** start of Materials provided **

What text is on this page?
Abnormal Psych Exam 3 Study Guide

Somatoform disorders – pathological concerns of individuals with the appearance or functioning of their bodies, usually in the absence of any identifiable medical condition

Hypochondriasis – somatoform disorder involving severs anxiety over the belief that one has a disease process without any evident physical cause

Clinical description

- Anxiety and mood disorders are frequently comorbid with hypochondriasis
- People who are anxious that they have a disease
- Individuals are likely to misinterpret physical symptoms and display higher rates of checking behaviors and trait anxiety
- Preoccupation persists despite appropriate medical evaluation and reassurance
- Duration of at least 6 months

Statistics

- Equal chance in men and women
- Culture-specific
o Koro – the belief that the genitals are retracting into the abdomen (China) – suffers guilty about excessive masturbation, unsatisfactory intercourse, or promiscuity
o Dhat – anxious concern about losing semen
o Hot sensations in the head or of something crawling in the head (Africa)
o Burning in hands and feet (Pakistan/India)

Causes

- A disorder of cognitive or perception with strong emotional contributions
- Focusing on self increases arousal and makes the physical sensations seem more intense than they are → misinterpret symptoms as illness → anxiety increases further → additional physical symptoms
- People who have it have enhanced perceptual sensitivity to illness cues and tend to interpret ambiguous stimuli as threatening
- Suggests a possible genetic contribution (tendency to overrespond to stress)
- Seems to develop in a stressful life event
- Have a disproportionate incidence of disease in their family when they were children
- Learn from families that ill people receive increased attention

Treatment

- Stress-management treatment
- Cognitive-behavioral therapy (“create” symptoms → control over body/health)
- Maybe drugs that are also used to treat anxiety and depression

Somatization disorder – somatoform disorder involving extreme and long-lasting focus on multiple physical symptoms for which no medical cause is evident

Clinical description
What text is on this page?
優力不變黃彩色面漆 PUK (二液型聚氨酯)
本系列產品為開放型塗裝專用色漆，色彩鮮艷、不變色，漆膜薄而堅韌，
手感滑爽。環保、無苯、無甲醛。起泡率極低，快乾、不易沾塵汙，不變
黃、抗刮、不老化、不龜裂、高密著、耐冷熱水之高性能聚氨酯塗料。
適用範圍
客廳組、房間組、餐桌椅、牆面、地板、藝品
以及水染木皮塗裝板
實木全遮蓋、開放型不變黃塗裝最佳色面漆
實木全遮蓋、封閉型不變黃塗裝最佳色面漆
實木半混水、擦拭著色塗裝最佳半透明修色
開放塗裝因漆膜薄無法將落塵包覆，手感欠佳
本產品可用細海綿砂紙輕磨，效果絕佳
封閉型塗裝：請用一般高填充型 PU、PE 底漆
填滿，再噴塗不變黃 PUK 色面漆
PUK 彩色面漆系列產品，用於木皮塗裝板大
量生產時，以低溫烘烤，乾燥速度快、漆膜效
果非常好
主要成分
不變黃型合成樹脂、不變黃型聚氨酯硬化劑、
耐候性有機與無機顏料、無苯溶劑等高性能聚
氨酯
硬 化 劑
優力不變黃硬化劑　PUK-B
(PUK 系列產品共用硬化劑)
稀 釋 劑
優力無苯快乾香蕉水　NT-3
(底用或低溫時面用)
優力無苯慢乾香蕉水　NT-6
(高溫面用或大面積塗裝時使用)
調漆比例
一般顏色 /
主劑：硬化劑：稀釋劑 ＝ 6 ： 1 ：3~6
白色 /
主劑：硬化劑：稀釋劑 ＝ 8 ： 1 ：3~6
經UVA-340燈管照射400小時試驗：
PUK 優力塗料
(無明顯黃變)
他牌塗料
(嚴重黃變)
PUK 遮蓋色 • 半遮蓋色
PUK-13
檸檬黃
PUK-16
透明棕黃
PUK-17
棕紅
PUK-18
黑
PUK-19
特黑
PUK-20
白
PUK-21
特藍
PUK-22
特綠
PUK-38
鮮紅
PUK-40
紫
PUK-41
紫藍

** end of Materials provided **

Give the count of lines in the listing above that include "disease", with no other words.

3